Task description
Gather all lines from the material that contain "title".

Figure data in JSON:

+++

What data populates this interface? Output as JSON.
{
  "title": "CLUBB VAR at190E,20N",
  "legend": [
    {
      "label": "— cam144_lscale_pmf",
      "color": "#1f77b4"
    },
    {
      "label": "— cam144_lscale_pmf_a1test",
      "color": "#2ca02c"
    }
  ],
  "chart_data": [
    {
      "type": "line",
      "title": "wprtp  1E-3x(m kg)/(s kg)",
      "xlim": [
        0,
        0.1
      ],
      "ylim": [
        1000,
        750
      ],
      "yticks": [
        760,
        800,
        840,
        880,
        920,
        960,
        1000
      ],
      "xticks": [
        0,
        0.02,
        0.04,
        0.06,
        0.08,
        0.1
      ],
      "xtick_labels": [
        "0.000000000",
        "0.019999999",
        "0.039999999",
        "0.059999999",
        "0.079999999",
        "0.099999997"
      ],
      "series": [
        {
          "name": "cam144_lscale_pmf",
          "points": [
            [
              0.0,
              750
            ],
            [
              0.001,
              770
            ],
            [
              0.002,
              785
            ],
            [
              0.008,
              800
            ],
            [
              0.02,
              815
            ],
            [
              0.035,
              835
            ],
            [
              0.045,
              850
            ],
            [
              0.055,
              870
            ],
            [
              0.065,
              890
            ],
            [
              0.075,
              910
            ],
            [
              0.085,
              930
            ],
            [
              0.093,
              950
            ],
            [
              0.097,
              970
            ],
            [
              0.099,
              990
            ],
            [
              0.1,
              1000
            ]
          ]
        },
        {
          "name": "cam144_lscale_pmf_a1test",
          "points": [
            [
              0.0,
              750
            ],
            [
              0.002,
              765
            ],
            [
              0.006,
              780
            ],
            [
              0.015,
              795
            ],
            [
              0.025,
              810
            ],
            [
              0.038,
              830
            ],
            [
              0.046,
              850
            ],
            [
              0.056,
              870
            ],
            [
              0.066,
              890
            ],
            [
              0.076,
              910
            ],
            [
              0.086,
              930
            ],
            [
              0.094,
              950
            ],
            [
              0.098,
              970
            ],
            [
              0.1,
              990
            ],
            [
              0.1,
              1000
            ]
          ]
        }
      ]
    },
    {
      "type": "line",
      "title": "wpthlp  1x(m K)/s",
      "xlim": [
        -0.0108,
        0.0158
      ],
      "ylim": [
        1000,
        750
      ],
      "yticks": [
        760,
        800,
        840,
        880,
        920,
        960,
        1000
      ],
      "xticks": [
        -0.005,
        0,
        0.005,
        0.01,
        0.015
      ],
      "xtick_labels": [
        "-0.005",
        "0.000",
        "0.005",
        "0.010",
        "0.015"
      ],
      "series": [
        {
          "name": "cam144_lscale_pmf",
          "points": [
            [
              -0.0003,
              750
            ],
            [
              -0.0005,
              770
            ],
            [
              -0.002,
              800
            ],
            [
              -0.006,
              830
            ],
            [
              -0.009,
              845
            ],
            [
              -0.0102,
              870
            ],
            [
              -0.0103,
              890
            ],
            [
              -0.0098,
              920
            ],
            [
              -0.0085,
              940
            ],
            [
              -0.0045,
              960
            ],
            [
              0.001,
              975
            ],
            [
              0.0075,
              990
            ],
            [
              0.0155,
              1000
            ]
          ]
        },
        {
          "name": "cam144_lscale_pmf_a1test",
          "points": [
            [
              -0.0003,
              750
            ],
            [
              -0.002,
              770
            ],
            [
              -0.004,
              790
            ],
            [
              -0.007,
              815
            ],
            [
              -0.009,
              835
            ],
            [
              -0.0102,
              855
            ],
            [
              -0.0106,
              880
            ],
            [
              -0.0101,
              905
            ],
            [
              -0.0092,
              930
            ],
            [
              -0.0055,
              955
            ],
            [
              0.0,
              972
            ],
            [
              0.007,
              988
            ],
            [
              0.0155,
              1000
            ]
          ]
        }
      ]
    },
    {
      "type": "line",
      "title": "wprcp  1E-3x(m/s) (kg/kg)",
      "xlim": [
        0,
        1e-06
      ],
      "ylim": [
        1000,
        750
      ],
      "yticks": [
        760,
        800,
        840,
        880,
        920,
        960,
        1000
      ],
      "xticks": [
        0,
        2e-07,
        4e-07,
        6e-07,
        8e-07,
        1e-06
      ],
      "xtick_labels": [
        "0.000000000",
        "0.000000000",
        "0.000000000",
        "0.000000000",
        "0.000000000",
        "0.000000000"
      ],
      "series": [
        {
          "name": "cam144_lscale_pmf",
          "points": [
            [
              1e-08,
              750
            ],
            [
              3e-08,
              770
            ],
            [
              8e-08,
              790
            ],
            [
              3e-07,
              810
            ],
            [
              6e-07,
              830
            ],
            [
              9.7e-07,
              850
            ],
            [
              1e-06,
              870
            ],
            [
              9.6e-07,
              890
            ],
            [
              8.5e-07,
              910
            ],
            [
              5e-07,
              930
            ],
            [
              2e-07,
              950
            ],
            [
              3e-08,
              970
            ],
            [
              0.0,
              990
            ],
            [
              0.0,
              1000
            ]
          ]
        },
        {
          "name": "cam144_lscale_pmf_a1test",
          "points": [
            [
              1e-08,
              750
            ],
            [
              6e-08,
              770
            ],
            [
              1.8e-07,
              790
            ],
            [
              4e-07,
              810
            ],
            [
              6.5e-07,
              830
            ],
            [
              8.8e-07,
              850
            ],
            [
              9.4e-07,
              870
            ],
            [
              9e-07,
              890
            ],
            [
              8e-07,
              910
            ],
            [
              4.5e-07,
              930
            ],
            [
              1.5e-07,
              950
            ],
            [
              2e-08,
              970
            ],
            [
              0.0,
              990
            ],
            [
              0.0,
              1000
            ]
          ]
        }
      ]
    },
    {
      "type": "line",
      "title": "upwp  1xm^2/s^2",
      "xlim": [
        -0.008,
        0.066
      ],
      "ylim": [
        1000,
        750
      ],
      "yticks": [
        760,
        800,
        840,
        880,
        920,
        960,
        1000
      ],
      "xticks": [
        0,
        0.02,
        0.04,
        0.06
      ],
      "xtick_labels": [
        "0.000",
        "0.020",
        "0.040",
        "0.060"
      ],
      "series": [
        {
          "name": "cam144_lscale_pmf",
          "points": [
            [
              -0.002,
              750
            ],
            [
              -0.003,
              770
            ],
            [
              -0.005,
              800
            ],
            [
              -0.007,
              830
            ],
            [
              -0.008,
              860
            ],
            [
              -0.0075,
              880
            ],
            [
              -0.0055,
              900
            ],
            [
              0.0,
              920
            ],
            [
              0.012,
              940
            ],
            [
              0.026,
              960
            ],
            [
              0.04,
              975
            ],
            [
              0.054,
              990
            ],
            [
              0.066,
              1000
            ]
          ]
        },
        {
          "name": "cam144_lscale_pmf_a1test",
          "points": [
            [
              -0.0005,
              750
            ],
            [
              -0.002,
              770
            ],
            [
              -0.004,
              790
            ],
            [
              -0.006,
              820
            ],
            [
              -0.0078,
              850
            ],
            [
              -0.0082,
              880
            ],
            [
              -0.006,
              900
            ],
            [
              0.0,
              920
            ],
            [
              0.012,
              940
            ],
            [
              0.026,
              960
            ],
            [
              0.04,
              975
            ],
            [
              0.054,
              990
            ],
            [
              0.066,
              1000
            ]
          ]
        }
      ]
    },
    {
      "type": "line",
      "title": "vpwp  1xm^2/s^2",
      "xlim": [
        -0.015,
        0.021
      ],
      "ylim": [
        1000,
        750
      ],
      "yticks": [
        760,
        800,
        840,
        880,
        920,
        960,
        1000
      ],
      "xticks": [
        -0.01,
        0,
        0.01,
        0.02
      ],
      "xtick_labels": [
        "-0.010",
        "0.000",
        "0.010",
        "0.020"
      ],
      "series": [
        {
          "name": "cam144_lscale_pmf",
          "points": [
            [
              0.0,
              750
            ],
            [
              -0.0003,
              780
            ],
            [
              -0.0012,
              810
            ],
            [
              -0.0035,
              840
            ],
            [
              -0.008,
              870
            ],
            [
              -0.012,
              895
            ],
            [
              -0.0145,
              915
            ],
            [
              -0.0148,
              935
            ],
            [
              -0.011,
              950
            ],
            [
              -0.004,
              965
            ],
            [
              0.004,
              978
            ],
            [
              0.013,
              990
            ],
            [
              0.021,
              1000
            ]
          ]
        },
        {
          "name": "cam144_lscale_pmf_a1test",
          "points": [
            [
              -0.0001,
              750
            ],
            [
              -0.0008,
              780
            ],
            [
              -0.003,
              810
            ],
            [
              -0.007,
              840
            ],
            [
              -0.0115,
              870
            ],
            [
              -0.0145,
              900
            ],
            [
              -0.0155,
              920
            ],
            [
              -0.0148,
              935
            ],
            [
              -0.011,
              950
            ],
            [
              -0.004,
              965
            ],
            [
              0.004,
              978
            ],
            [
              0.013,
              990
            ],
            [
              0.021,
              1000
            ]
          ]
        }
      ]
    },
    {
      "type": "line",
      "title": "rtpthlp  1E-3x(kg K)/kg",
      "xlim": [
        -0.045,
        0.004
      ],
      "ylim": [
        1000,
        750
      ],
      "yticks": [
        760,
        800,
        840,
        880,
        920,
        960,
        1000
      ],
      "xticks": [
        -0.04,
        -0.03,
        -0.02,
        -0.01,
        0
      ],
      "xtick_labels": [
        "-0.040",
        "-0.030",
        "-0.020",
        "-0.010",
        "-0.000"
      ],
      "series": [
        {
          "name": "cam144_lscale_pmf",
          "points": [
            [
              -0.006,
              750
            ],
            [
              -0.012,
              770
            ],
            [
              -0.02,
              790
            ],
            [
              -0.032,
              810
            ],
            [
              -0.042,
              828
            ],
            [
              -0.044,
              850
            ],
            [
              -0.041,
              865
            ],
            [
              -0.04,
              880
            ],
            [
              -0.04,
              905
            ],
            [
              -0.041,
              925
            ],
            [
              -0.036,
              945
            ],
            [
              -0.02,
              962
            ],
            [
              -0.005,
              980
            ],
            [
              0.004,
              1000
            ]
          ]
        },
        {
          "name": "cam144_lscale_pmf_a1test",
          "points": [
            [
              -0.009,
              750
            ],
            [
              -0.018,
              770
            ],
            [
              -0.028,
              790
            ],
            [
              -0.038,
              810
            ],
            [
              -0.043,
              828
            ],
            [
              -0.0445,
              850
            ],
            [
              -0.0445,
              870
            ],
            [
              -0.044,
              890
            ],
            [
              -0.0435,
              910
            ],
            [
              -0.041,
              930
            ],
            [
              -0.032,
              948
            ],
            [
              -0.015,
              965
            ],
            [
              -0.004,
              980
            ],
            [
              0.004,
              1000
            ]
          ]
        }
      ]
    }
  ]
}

+++

Task result
  "title": "CLUBB VAR at190E,20N",
      "title": "wprtp  1E-3x(m kg)/(s kg)",
      "title": "wpthlp  1x(m K)/s",
      "title": "wprcp  1E-3x(m/s) (kg/kg)",
      "title": "upwp  1xm^2/s^2",
      "title": "vpwp  1xm^2/s^2",
      "title": "rtpthlp  1E-3x(kg K)/kg",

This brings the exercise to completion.